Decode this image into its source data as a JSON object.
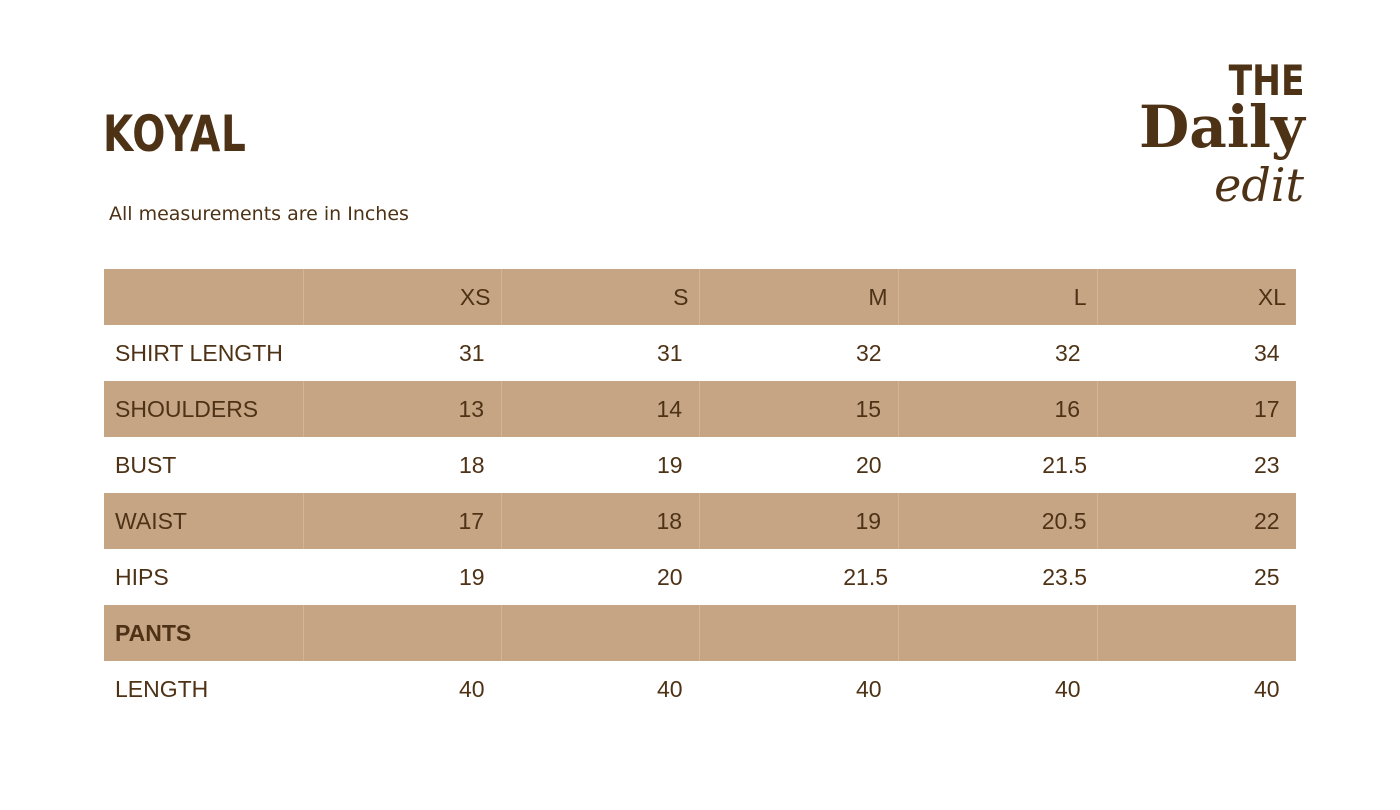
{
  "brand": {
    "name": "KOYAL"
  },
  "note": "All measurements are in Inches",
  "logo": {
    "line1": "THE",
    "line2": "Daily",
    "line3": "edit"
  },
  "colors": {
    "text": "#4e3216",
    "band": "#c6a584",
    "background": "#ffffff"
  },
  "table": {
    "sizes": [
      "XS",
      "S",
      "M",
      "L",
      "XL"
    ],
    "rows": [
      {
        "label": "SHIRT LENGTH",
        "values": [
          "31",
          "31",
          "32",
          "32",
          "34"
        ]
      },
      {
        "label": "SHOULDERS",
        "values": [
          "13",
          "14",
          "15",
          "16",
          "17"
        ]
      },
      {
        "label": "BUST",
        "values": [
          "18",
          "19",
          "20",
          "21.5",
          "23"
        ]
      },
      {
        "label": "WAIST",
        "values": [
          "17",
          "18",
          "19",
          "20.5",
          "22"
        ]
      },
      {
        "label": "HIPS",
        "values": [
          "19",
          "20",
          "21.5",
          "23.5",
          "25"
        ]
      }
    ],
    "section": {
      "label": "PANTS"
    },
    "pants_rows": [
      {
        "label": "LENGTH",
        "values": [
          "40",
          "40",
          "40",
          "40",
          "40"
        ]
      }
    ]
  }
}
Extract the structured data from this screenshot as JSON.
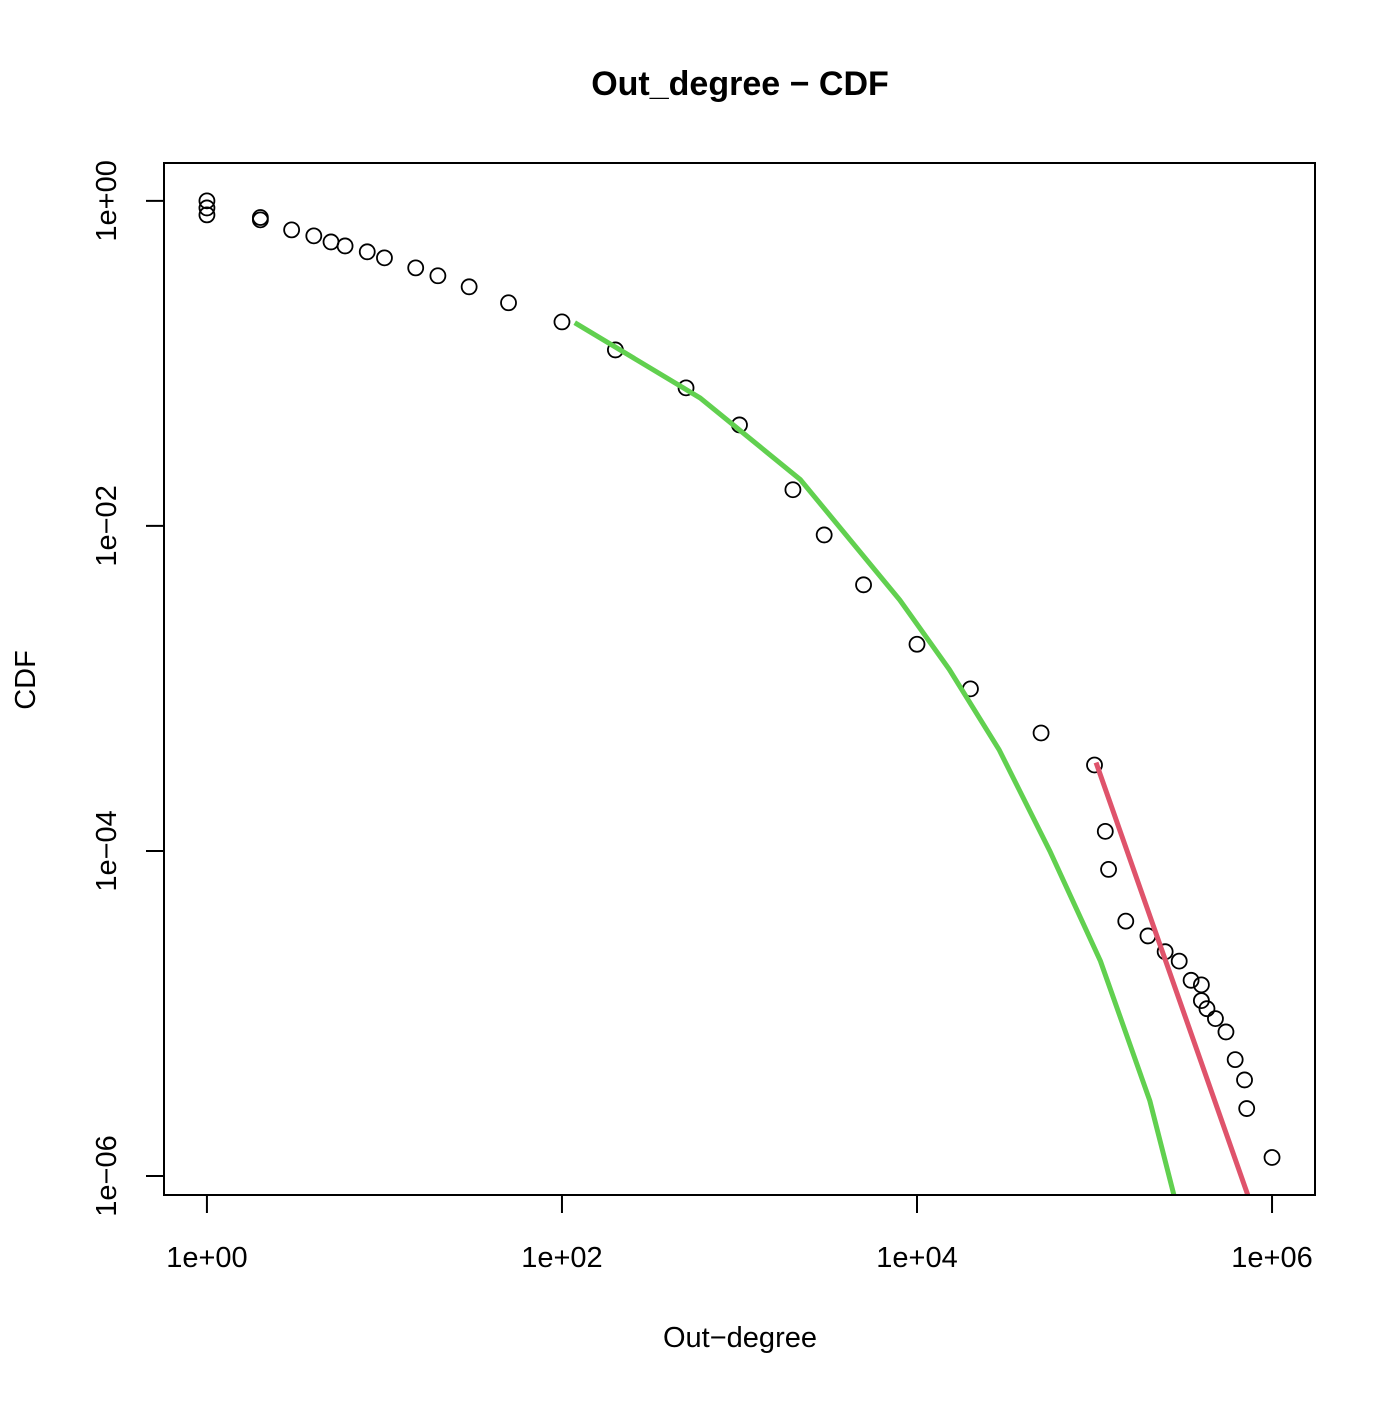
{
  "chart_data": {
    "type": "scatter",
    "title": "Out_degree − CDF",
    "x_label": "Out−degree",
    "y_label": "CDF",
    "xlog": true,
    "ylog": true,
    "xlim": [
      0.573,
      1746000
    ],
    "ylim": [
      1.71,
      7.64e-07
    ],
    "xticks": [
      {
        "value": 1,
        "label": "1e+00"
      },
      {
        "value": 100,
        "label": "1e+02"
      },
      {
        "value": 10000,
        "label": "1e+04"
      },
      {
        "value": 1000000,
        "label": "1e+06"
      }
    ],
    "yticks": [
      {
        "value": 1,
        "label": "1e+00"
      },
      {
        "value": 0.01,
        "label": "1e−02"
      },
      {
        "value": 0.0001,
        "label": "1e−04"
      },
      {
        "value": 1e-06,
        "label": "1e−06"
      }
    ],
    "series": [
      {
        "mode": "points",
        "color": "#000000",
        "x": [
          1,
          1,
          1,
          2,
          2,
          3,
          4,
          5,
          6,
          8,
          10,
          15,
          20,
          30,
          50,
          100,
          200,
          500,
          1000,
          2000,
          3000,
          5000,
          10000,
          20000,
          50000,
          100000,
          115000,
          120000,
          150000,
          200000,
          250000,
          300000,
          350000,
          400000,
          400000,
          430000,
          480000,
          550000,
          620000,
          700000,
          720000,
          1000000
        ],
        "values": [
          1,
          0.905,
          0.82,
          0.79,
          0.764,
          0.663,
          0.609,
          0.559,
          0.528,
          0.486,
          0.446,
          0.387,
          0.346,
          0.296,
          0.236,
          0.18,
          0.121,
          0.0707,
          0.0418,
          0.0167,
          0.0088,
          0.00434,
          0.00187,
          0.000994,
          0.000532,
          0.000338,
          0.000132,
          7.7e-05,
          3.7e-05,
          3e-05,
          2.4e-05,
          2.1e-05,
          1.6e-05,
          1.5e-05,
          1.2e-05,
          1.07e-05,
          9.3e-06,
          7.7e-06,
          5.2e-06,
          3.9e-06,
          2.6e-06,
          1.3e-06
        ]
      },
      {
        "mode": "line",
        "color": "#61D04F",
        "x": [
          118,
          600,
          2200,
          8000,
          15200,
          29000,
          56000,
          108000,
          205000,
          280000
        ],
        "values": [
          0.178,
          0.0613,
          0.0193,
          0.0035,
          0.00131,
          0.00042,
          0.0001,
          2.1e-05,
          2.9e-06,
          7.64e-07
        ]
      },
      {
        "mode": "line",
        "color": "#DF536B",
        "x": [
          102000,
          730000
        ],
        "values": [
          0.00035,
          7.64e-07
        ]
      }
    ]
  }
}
====================
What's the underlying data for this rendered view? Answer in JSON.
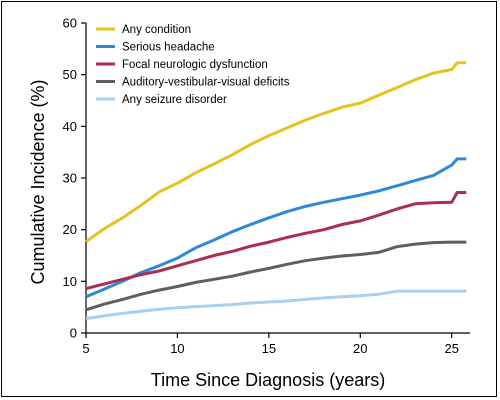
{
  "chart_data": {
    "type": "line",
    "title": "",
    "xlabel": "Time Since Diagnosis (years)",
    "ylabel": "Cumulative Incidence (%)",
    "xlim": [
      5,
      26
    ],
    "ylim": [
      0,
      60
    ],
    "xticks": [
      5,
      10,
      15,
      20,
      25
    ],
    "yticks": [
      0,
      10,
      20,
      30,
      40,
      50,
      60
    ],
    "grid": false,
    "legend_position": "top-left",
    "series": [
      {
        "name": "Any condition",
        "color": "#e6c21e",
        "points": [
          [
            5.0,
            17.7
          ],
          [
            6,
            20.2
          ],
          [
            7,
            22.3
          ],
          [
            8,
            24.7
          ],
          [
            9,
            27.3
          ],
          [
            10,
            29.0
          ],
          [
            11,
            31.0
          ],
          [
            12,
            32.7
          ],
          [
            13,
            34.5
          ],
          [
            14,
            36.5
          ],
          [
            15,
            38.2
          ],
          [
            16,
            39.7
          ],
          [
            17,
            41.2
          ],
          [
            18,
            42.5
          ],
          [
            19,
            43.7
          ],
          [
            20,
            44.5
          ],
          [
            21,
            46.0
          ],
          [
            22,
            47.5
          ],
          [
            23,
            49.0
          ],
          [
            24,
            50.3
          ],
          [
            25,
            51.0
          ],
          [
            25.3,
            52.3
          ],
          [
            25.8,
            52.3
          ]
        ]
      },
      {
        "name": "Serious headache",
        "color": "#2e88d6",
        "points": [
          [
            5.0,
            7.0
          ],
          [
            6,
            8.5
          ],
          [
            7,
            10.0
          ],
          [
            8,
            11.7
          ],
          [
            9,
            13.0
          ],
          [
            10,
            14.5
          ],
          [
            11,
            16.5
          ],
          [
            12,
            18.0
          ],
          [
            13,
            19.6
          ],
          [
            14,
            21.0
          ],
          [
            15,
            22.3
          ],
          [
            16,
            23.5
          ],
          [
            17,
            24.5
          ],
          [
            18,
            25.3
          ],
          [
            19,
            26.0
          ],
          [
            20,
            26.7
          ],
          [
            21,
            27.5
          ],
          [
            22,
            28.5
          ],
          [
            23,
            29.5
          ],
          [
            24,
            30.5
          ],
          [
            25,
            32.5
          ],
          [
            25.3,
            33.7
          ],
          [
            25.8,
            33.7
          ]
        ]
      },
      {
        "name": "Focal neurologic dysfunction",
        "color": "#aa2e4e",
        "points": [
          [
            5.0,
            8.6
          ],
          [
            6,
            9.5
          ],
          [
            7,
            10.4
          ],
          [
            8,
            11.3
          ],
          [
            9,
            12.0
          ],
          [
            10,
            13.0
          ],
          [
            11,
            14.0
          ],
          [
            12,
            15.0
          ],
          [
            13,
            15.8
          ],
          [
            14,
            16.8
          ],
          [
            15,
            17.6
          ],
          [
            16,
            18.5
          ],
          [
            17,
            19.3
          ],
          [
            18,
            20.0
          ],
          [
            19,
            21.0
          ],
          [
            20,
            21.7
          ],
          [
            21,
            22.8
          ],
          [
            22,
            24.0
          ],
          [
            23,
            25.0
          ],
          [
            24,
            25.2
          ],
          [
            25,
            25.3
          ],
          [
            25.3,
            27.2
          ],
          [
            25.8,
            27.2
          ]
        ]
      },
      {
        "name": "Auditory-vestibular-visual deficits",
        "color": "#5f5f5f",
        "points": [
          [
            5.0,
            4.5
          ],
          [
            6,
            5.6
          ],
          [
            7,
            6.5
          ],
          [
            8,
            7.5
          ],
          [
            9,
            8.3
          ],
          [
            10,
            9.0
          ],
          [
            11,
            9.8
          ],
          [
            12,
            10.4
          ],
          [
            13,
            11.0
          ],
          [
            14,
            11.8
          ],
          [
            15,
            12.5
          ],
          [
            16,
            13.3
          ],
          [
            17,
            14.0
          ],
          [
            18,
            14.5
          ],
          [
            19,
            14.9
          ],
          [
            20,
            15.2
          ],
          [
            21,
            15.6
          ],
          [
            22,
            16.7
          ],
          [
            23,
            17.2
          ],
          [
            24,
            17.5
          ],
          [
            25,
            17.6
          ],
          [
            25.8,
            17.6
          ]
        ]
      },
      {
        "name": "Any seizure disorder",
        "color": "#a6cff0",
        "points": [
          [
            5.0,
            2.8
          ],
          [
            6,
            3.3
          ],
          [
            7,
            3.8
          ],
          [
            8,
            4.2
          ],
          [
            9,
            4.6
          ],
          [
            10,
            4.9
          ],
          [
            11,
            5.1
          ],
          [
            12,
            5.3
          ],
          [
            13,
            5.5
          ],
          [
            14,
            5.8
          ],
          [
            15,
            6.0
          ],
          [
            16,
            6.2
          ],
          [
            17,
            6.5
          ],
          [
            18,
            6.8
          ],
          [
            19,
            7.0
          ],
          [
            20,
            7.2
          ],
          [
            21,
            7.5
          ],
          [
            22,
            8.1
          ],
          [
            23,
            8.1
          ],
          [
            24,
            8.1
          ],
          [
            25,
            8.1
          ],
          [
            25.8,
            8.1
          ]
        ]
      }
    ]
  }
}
====================
Given request ->
Isolate the lines above that contain the word "name" and copy them.

Result of this exercise ->
    "name": "KOYAL"
        "name": "Any condition",
        "name": "Serious headache",
        "name": "Focal neurologic dysfunction",
        "name": "Auditory-vestibular-visual deficits",
        "name": "Any seizure disorder",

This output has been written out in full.